## Page extract
^^^^^^^^

As competition in the low-cost carrier (LCC) space increases, many of them have doubled their advertising spending, increased promotional offers and even gone in for a completely new look and feel, as they take on growing competition from the likes of Kingfisher, Jet Airways and Air India.
Spice Jet, for instance, has doubled its ad spending from 2 per cent of its turnover last year to close to 5 per cent this year. This July, for the first time, the LCC began considering a television campaign as it moves away from only price point or promo-driven advertising to promoting its brand and services.
Likewise, in the past two months, GoAir has increased the pace of its promotional offers to every fortnight, increasing its load factor during the period from 5.4 in June to 5.7 in July. And this in spite of full-cost carriers like Jet Airways and Kingfisher expanding their existing budget operations. Besides, promotional offers, GoAir has also gone in for a complete new look and feel that includes a logo change and new uniforms for its staff, changing the look from informal to formal attire.

^^^^^^^^

## Given records
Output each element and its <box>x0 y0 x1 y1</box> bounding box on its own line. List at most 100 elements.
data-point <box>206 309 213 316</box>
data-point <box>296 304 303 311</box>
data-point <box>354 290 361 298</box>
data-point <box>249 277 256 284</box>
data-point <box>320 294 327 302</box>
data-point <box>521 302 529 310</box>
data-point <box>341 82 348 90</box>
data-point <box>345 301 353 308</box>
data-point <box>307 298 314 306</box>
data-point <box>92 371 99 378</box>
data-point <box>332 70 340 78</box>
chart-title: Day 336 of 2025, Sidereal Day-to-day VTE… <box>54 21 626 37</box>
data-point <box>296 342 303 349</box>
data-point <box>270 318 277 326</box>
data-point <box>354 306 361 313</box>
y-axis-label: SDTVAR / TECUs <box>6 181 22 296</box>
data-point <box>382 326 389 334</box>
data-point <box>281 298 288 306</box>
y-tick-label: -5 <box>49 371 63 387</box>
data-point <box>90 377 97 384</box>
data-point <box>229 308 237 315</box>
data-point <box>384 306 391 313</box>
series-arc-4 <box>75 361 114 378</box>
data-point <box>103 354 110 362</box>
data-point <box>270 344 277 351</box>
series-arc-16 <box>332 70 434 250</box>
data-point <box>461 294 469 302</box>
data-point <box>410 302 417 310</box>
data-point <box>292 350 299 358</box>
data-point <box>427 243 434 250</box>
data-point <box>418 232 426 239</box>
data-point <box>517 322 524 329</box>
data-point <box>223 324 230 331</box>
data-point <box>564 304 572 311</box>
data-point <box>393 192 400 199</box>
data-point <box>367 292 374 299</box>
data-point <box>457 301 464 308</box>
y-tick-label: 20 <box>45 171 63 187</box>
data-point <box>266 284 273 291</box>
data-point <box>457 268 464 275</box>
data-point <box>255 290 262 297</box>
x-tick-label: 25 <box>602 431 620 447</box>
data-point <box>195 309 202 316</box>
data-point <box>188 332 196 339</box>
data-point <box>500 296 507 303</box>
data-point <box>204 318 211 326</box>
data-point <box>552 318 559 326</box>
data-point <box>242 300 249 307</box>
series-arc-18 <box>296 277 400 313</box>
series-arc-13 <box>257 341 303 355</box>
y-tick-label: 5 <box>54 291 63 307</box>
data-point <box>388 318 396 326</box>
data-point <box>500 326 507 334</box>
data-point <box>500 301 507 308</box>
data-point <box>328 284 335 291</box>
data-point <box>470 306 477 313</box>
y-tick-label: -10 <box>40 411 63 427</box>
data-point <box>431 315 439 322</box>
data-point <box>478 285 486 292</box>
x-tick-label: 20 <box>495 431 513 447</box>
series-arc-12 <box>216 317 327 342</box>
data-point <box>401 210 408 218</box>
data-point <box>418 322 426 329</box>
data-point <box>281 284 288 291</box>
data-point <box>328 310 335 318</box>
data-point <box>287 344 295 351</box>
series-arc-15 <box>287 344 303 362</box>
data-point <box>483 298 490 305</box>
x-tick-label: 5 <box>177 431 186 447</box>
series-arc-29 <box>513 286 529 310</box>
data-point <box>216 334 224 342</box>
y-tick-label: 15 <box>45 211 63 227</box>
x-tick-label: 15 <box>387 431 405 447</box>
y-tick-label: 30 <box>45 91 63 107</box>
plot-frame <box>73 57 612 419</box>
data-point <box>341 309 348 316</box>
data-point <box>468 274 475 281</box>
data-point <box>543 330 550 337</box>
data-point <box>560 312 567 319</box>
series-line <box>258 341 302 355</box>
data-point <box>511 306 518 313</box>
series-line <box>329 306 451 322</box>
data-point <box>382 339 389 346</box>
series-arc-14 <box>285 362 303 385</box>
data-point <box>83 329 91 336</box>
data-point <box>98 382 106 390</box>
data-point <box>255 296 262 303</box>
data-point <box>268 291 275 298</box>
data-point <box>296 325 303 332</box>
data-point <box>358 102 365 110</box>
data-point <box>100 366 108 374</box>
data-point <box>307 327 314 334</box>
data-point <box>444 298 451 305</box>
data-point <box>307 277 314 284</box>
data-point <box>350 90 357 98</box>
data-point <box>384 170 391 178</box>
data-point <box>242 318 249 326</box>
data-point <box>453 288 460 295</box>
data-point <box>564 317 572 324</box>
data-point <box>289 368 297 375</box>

^^^^^^^^

## What the exercise asks
Translate this sentence from the passage on low-cost airline advertising into Spanish: "This July, for the first time, the LCC began considering a television campaign as it moves away from only price point or promo-driven advertising to promoting its brand and services."

## Problem solution
Este julio, por primera vez, la aerolínea de bajo costo comenzó a considerar una campaña de televisión, a medida que deja atrás la publicidad basada únicamente en el precio o en las promociones para pasar a promocionar su marca y sus servicios.